Requirements
Pick out all lines with the word "July" from the records that follow.

Material supplied
>> begin
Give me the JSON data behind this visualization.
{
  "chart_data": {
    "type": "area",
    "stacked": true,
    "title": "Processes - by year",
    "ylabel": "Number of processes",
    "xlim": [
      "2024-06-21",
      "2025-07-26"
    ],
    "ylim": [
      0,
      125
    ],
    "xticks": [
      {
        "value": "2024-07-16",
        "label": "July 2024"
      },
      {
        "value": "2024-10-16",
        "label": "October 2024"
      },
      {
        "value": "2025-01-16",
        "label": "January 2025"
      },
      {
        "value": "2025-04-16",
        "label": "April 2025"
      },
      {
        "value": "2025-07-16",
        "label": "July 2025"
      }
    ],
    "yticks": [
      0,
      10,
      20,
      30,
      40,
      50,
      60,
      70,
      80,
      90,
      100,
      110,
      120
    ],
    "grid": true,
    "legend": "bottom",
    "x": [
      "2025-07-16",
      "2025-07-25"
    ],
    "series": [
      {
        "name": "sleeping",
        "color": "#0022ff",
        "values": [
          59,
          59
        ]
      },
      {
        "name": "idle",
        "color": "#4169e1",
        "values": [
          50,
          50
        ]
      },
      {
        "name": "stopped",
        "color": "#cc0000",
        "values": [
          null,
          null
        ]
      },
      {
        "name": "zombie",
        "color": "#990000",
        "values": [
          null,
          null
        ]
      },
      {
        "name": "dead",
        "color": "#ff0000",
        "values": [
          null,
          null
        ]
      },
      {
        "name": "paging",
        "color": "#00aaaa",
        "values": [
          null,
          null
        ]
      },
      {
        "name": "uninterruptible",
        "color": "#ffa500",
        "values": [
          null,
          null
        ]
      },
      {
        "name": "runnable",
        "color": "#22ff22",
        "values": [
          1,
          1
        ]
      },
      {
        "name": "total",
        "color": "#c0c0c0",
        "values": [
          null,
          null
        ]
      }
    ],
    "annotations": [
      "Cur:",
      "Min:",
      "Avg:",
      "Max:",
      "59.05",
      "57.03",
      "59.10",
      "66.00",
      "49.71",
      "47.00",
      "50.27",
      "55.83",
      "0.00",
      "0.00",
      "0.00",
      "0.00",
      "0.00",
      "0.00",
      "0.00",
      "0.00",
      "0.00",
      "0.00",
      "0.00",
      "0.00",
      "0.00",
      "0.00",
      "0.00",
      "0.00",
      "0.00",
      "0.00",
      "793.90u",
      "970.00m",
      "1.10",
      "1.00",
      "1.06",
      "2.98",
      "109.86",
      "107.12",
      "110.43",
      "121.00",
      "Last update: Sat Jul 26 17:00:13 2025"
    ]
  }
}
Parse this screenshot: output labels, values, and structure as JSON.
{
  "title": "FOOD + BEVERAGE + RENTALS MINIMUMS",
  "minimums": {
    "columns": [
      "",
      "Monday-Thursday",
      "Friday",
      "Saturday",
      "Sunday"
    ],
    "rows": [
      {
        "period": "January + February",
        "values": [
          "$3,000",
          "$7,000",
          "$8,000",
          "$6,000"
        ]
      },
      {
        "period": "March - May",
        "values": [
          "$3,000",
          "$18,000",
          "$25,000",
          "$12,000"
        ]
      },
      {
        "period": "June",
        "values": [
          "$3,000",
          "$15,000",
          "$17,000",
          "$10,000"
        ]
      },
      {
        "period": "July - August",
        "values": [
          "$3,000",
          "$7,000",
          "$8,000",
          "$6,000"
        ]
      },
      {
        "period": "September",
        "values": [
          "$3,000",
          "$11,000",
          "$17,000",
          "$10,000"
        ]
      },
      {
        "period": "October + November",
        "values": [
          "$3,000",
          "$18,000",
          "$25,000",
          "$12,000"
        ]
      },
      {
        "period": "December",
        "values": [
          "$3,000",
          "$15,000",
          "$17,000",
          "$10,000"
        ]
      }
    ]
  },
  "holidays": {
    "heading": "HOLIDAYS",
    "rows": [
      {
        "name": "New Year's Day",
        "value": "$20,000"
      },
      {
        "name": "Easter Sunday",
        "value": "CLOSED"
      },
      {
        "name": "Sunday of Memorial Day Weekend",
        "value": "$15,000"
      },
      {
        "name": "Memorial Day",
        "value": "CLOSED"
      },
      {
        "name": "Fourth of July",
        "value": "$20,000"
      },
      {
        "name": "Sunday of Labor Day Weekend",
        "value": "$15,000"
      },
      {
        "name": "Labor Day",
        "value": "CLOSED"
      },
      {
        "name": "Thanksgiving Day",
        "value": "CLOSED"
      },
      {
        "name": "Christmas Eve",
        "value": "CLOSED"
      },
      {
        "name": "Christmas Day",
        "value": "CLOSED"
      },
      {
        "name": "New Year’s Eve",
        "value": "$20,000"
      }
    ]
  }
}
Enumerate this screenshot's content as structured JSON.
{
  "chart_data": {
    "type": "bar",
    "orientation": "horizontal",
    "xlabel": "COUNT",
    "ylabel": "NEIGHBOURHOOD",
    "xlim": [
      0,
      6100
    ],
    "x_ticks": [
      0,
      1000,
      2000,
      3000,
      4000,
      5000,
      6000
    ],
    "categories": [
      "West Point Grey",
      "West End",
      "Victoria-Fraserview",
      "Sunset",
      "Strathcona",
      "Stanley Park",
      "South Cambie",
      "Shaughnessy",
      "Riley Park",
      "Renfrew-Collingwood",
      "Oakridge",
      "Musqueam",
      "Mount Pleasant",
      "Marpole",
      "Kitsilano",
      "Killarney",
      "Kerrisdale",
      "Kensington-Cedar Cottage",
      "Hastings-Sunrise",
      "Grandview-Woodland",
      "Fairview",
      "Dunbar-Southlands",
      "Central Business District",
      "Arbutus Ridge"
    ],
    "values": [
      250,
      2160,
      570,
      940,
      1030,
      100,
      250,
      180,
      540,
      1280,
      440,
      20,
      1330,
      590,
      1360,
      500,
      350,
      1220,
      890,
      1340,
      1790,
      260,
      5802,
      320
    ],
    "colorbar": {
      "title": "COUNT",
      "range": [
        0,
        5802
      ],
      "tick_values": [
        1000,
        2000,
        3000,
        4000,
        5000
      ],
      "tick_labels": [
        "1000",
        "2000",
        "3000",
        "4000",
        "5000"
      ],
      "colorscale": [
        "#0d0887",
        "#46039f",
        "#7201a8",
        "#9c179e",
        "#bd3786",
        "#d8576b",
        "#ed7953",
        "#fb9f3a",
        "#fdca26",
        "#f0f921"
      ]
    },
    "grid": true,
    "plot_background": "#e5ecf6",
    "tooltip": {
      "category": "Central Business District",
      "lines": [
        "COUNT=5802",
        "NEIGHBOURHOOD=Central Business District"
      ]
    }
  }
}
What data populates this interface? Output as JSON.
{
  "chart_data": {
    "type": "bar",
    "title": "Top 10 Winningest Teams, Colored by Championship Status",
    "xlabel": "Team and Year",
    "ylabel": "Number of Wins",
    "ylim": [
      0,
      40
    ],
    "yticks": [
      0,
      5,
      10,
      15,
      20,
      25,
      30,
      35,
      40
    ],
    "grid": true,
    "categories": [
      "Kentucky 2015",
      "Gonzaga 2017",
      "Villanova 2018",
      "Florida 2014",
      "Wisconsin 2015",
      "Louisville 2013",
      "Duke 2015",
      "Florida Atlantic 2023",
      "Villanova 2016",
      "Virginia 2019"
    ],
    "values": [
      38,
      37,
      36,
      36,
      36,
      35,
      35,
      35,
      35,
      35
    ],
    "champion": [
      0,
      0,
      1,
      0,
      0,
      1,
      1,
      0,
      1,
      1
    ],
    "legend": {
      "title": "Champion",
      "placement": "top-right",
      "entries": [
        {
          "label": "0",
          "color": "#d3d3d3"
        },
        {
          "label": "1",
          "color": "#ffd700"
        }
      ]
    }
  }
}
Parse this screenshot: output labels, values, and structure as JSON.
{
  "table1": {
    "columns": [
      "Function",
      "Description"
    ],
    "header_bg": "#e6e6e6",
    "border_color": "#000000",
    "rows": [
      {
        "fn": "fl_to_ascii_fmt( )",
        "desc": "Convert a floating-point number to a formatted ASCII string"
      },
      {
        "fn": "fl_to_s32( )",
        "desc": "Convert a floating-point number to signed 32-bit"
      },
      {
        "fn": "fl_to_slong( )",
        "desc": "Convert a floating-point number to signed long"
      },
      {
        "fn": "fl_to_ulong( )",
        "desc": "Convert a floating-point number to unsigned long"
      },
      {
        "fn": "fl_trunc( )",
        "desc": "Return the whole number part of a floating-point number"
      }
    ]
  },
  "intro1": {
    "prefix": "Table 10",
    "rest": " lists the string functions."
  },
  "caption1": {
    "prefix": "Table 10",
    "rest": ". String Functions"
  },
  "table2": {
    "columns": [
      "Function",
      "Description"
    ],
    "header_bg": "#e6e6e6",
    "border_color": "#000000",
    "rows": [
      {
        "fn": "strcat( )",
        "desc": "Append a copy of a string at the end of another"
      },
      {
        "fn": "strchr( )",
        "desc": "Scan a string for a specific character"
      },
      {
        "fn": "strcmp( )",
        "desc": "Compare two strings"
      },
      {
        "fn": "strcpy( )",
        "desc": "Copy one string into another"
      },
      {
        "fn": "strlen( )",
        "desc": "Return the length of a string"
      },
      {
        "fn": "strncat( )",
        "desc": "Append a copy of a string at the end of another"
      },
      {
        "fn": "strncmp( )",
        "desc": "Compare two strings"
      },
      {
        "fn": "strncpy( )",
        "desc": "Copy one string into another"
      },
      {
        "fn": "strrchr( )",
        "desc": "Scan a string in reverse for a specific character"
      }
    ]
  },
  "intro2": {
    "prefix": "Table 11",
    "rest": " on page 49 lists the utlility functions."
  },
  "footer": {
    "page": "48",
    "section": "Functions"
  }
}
>> end
Complete response
        "label": "July 2024"
        "label": "July 2025"
        "period": "July - August",
        "name": "Fourth of July",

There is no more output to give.